(Saved entries)
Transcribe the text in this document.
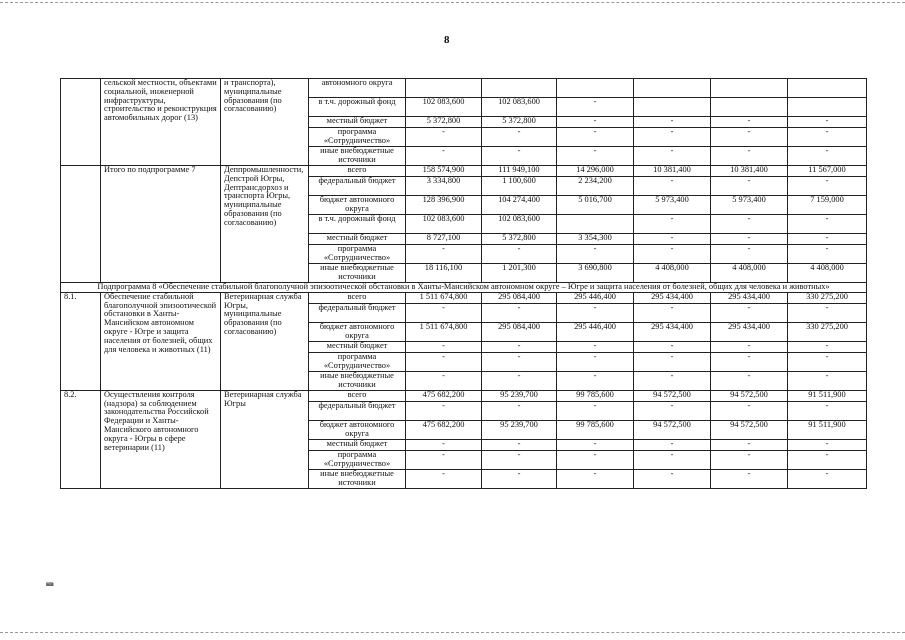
8
	сельской местности, объектами социальной, инженерной инфраструктуры, строительство и реконструкция автомобильных дорог (13)	и транспорта), муниципальные образования (по согласованию)	автономного округа						
			в т.ч. дорожный фонд	102 083,600	102 083,600	-			
			местный бюджет	5 372,800	5 372,800	-	-	-	-
			программа «Сотрудничество»	-	-	-	-	-	-
			иные внебюджетные источники	-	-	-	-	-	-
	Итого по подпрограмме 7	Деппромышленности, Депстрой Югры, Дептрансдорхоз и транспорта Югры, муниципальные образования (по согласованию)	всего	158 574,900	111 949,100	14 296,000	10 381,400	10 381,400	11 567,000
			федеральный бюджет	3 334,800	1 100,600	2 234,200	-	-	-
			бюджет автономного округа	128 396,900	104 274,400	5 016,700	5 973,400	5 973,400	7 159,000
			в т.ч. дорожный фонд	102 083,600	102 083,600		-	-	-
			местный бюджет	8 727,100	5 372,800	3 354,300	-	-	-
			программа «Сотрудничество»	-	-	-	-	-	-
			иные внебюджетные источники	18 116,100	1 201,300	3 690,800	4 408,000	4 408,000	4 408,000
Подпрограмма 8 «Обеспечение стабильной благополучной эпизоотической обстановки в Ханты-Мансийском автономном округе – Югре и защита населения от болезней, общих для человека и животных»									
8.1.	Обеспечение стабильной благополучной эпизоотической обстановки в Ханты-Мансийском автономном округе - Югре и защита населения от болезней, общих для человека и животных (11)	Ветеринарная служба Югры, муниципальные образования (по согласованию)	всего	1 511 674,800	295 084,400	295 446,400	295 434,400	295 434,400	330 275,200
			федеральный бюджет	-	-	-	-	-	-
			бюджет автономного округа	1 511 674,800	295 084,400	295 446,400	295 434,400	295 434,400	330 275,200
			местный бюджет	-	-	-	-	-	-
			программа «Сотрудничество»	-	-	-	-	-	-
			иные внебюджетные источники	-	-	-	-	-	-
8.2.	Осуществления контроля (надзора) за соблюдением законодательства Российской Федерации и Ханты-Мансийского автономного округа - Югры в сфере ветеринарии (11)	Ветеринарная служба Югры	всего	475 682,200	95 239,700	99 785,600	94 572,500	94 572,500	91 511,900
			федеральный бюджет	-	-	-	-	-	-
			бюджет автономного округа	475 682,200	95 239,700	99 785,600	94 572,500	94 572,500	91 511,900
			местный бюджет	-	-	-	-	-	-
			программа «Сотрудничество»	-	-	-	-	-	-
			иные внебюджетные источники	-	-	-	-	-	-
нв
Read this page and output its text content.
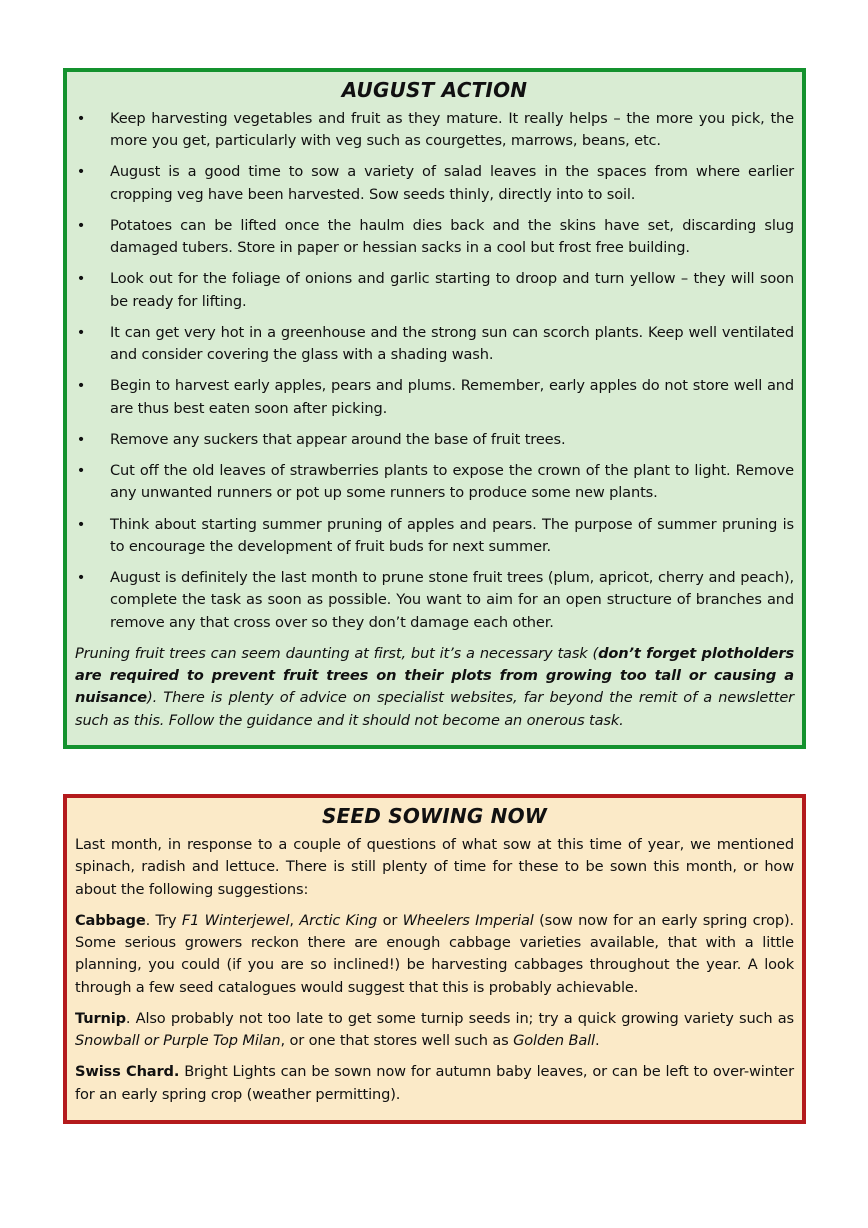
AUGUST ACTION
• Keep harvesting vegetables and fruit as they mature. It really helps – the more you pick, the more you get, particularly with veg such as courgettes, marrows, beans, etc.
• August is a good time to sow a variety of salad leaves in the spaces from where earlier cropping veg have been harvested. Sow seeds thinly, directly into to soil.
• Potatoes can be lifted once the haulm dies back and the skins have set, discarding slug damaged tubers. Store in paper or hessian sacks in a cool but frost free building.
• Look out for the foliage of onions and garlic starting to droop and turn yellow – they will soon be ready for lifting.
• It can get very hot in a greenhouse and the strong sun can scorch plants. Keep well ventilated and consider covering the glass with a shading wash.
• Begin to harvest early apples, pears and plums. Remember, early apples do not store well and are thus best eaten soon after picking.
• Remove any suckers that appear around the base of fruit trees.
• Cut off the old leaves of strawberries plants to expose the crown of the plant to light. Remove any unwanted runners or pot up some runners to produce some new plants.
• Think about starting summer pruning of apples and pears. The purpose of summer pruning is to encourage the development of fruit buds for next summer.
• August is definitely the last month to prune stone fruit trees (plum, apricot, cherry and peach), complete the task as soon as possible. You want to aim for an open structure of branches and remove any that cross over so they don’t damage each other.

Pruning fruit trees can seem daunting at first, but it’s a necessary task (don’t forget plotholders are required to prevent fruit trees on their plots from growing too tall or causing a nuisance). There is plenty of advice on specialist websites, far beyond the remit of a newsletter such as this. Follow the guidance and it should not become an onerous task.

SEED SOWING NOW

Last month, in response to a couple of questions of what sow at this time of year, we mentioned spinach, radish and lettuce. There is still plenty of time for these to be sown this month, or how about the following suggestions:

Cabbage. Try F1 Winterjewel, Arctic King or Wheelers Imperial (sow now for an early spring crop). Some serious growers reckon there are enough cabbage varieties available, that with a little planning, you could (if you are so inclined!) be harvesting cabbages throughout the year. A look through a few seed catalogues would suggest that this is probably achievable.

Turnip. Also probably not too late to get some turnip seeds in; try a quick growing variety such as Snowball or Purple Top Milan, or one that stores well such as Golden Ball.

Swiss Chard. Bright Lights can be sown now for autumn baby leaves, or can be left to over-winter for an early spring crop (weather permitting).
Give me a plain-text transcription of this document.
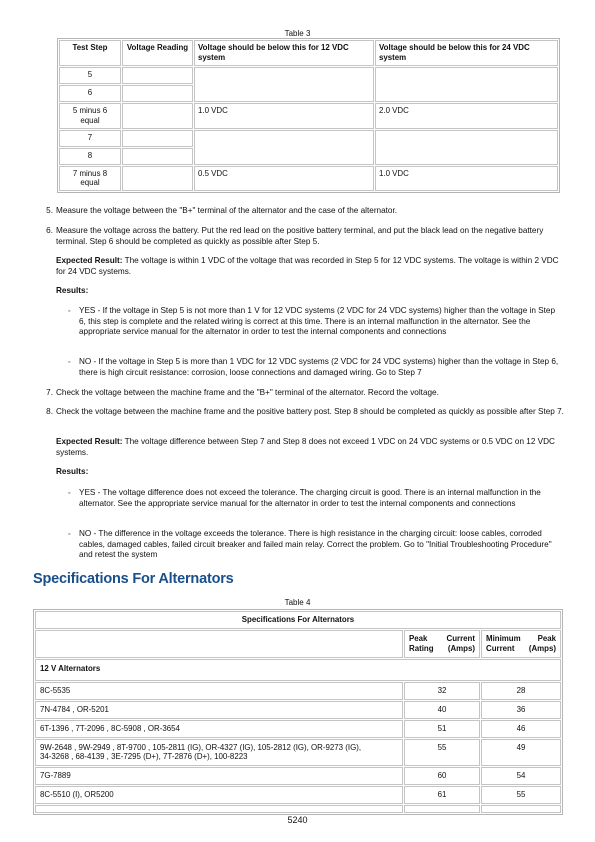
Table 3
Test Step	Voltage Reading	Voltage should be below this for 12 VDC system	Voltage should be below this for 24 VDC system
5			
6			
5 minus 6 equal		1.0 VDC	2.0 VDC
7			
8			
7 minus 8 equal		0.5 VDC	1.0 VDC
5. Measure the voltage between the "B+" terminal of the alternator and the case of the alternator.
6. Measure the voltage across the battery. Put the red lead on the positive battery terminal, and put the black lead on the negative battery terminal. Step 6 should be completed as quickly as possible after Step 5.
Expected Result: The voltage is within 1 VDC of the voltage that was recorded in Step 5 for 12 VDC systems. The voltage is within 2 VDC for 24 VDC systems.
Results:
◦ YES - If the voltage in Step 5 is not more than 1 V for 12 VDC systems (2 VDC for 24 VDC systems) higher than the voltage in Step 6, this step is complete and the related wiring is correct at this time. There is an internal malfunction in the alternator. See the appropriate service manual for the alternator in order to test the internal components and connections
◦ NO - If the voltage in Step 5 is more than 1 VDC for 12 VDC systems (2 VDC for 24 VDC systems) higher than the voltage in Step 6, there is high circuit resistance: corrosion, loose connections and damaged wiring. Go to Step 7
7. Check the voltage between the machine frame and the "B+" terminal of the alternator. Record the voltage.
8. Check the voltage between the machine frame and the positive battery post. Step 8 should be completed as quickly as possible after Step 7.
Expected Result: The voltage difference between Step 7 and Step 8 does not exceed 1 VDC on 24 VDC systems or 0.5 VDC on 12 VDC systems.
Results:
◦ YES - The voltage difference does not exceed the tolerance. The charging circuit is good. There is an internal malfunction in the alternator. See the appropriate service manual for the alternator in order to test the internal components and connections
◦ NO - The difference in the voltage exceeds the tolerance. There is high resistance in the charging circuit: loose cables, corroded cables, damaged cables, failed circuit breaker and failed main relay. Correct the problem. Go to "Initial Troubleshooting Procedure" and retest the system
Specifications For Alternators
Table 4
Specifications For Alternators		
	Peak Current Rating (Amps)	Minimum Peak Current (Amps)
12 V Alternators		
8C-5535	32	28
7N-4784 , OR-5201	40	36
6T-1396 , 7T-2096 , 8C-5908 , OR-3654	51	46
9W-2648 , 9W-2949 , 8T-9700 , 105-2811 (IG), OR-4327 (IG), 105-2812 (IG), OR-9273 (IG), 34-3268 , 68-4139 , 3E-7295 (D+), 7T-2876 (D+), 100-8223	55	49
7G-7889	60	54
8C-5510 (I), OR5200	61	55

5240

YOUR INSTRUCTIONS. Can you restate all the records above word for word while dropping the pictures?

FULL RESPONSE.
Transcribe the text in this document.
8
	сельской местности, объектами социальной, инженерной инфраструктуры, строительство и реконструкция автомобильных дорог (13)	и транспорта), муниципальные образования (по согласованию)	автономного округа						
			в т.ч. дорожный фонд	102 083,600	102 083,600	-			
			местный бюджет	5 372,800	5 372,800	-	-	-	-
			программа «Сотрудничество»	-	-	-	-	-	-
			иные внебюджетные источники	-	-	-	-	-	-
	Итого по подпрограмме 7	Деппромышленности, Депстрой Югры, Дептрансдорхоз и транспорта Югры, муниципальные образования (по согласованию)	всего	158 574,900	111 949,100	14 296,000	10 381,400	10 381,400	11 567,000
			федеральный бюджет	3 334,800	1 100,600	2 234,200	-	-	-
			бюджет автономного округа	128 396,900	104 274,400	5 016,700	5 973,400	5 973,400	7 159,000
			в т.ч. дорожный фонд	102 083,600	102 083,600		-	-	-
			местный бюджет	8 727,100	5 372,800	3 354,300	-	-	-
			программа «Сотрудничество»	-	-	-	-	-	-
			иные внебюджетные источники	18 116,100	1 201,300	3 690,800	4 408,000	4 408,000	4 408,000
Подпрограмма 8 «Обеспечение стабильной благополучной эпизоотической обстановки в Ханты-Мансийском автономном округе – Югре и защита населения от болезней, общих для человека и животных»									
8.1.	Обеспечение стабильной благополучной эпизоотической обстановки в Ханты-Мансийском автономном округе - Югре и защита населения от болезней, общих для человека и животных (11)	Ветеринарная служба Югры, муниципальные образования (по согласованию)	всего	1 511 674,800	295 084,400	295 446,400	295 434,400	295 434,400	330 275,200
			федеральный бюджет	-	-	-	-	-	-
			бюджет автономного округа	1 511 674,800	295 084,400	295 446,400	295 434,400	295 434,400	330 275,200
			местный бюджет	-	-	-	-	-	-
			программа «Сотрудничество»	-	-	-	-	-	-
			иные внебюджетные источники	-	-	-	-	-	-
8.2.	Осуществления контроля (надзора) за соблюдением законодательства Российской Федерации и Ханты-Мансийского автономного округа - Югры в сфере ветеринарии (11)	Ветеринарная служба Югры	всего	475 682,200	95 239,700	99 785,600	94 572,500	94 572,500	91 511,900
			федеральный бюджет	-	-	-	-	-	-
			бюджет автономного округа	475 682,200	95 239,700	99 785,600	94 572,500	94 572,500	91 511,900
			местный бюджет	-	-	-	-	-	-
			программа «Сотрудничество»	-	-	-	-	-	-
			иные внебюджетные источники	-	-	-	-	-	-
нв
Read this page and output its text content.
AUGUST ACTION
• Keep harvesting vegetables and fruit as they mature. It really helps – the more you pick, the more you get, particularly with veg such as courgettes, marrows, beans, etc.
• August is a good time to sow a variety of salad leaves in the spaces from where earlier cropping veg have been harvested. Sow seeds thinly, directly into to soil.
• Potatoes can be lifted once the haulm dies back and the skins have set, discarding slug damaged tubers. Store in paper or hessian sacks in a cool but frost free building.
• Look out for the foliage of onions and garlic starting to droop and turn yellow – they will soon be ready for lifting.
• It can get very hot in a greenhouse and the strong sun can scorch plants. Keep well ventilated and consider covering the glass with a shading wash.
• Begin to harvest early apples, pears and plums. Remember, early apples do not store well and are thus best eaten soon after picking.
• Remove any suckers that appear around the base of fruit trees.
• Cut off the old leaves of strawberries plants to expose the crown of the plant to light. Remove any unwanted runners or pot up some runners to produce some new plants.
• Think about starting summer pruning of apples and pears. The purpose of summer pruning is to encourage the development of fruit buds for next summer.
• August is definitely the last month to prune stone fruit trees (plum, apricot, cherry and peach), complete the task as soon as possible. You want to aim for an open structure of branches and remove any that cross over so they don’t damage each other.

Pruning fruit trees can seem daunting at first, but it’s a necessary task (don’t forget plotholders are required to prevent fruit trees on their plots from growing too tall or causing a nuisance). There is plenty of advice on specialist websites, far beyond the remit of a newsletter such as this. Follow the guidance and it should not become an onerous task.

SEED SOWING NOW

Last month, in response to a couple of questions of what sow at this time of year, we mentioned spinach, radish and lettuce. There is still plenty of time for these to be sown this month, or how about the following suggestions:

Cabbage. Try F1 Winterjewel, Arctic King or Wheelers Imperial (sow now for an early spring crop). Some serious growers reckon there are enough cabbage varieties available, that with a little planning, you could (if you are so inclined!) be harvesting cabbages throughout the year. A look through a few seed catalogues would suggest that this is probably achievable.

Turnip. Also probably not too late to get some turnip seeds in; try a quick growing variety such as Snowball or Purple Top Milan, or one that stores well such as Golden Ball.

Swiss Chard. Bright Lights can be sown now for autumn baby leaves, or can be left to over-winter for an early spring crop (weather permitting).
Give me a plain-text transcription of this document.
Table 3
Test Step	Voltage Reading	Voltage should be below this for 12 VDC system	Voltage should be below this for 24 VDC system
5			
6			
5 minus 6 equal		1.0 VDC	2.0 VDC
7			
8			
7 minus 8 equal		0.5 VDC	1.0 VDC
5. Measure the voltage between the "B+" terminal of the alternator and the case of the alternator.
6. Measure the voltage across the battery. Put the red lead on the positive battery terminal, and put the black lead on the negative battery terminal. Step 6 should be completed as quickly as possible after Step 5.
Expected Result: The voltage is within 1 VDC of the voltage that was recorded in Step 5 for 12 VDC systems. The voltage is within 2 VDC for 24 VDC systems.
Results:
◦ YES - If the voltage in Step 5 is not more than 1 V for 12 VDC systems (2 VDC for 24 VDC systems) higher than the voltage in Step 6, this step is complete and the related wiring is correct at this time. There is an internal malfunction in the alternator. See the appropriate service manual for the alternator in order to test the internal components and connections
◦ NO - If the voltage in Step 5 is more than 1 VDC for 12 VDC systems (2 VDC for 24 VDC systems) higher than the voltage in Step 6, there is high circuit resistance: corrosion, loose connections and damaged wiring. Go to Step 7
7. Check the voltage between the machine frame and the "B+" terminal of the alternator. Record the voltage.
8. Check the voltage between the machine frame and the positive battery post. Step 8 should be completed as quickly as possible after Step 7.
Expected Result: The voltage difference between Step 7 and Step 8 does not exceed 1 VDC on 24 VDC systems or 0.5 VDC on 12 VDC systems.
Results:
◦ YES - The voltage difference does not exceed the tolerance. The charging circuit is good. There is an internal malfunction in the alternator. See the appropriate service manual for the alternator in order to test the internal components and connections
◦ NO - The difference in the voltage exceeds the tolerance. There is high resistance in the charging circuit: loose cables, corroded cables, damaged cables, failed circuit breaker and failed main relay. Correct the problem. Go to "Initial Troubleshooting Procedure" and retest the system
Specifications For Alternators
Table 4
Specifications For Alternators		
	Peak Current Rating (Amps)	Minimum Peak Current (Amps)
12 V Alternators		
8C-5535	32	28
7N-4784 , OR-5201	40	36
6T-1396 , 7T-2096 , 8C-5908 , OR-3654	51	46
9W-2648 , 9W-2949 , 8T-9700 , 105-2811 (IG), OR-4327 (IG), 105-2812 (IG), OR-9273 (IG), 34-3268 , 68-4139 , 3E-7295 (D+), 7T-2876 (D+), 100-8223	55	49
7G-7889	60	54
8C-5510 (I), OR5200	61	55

5240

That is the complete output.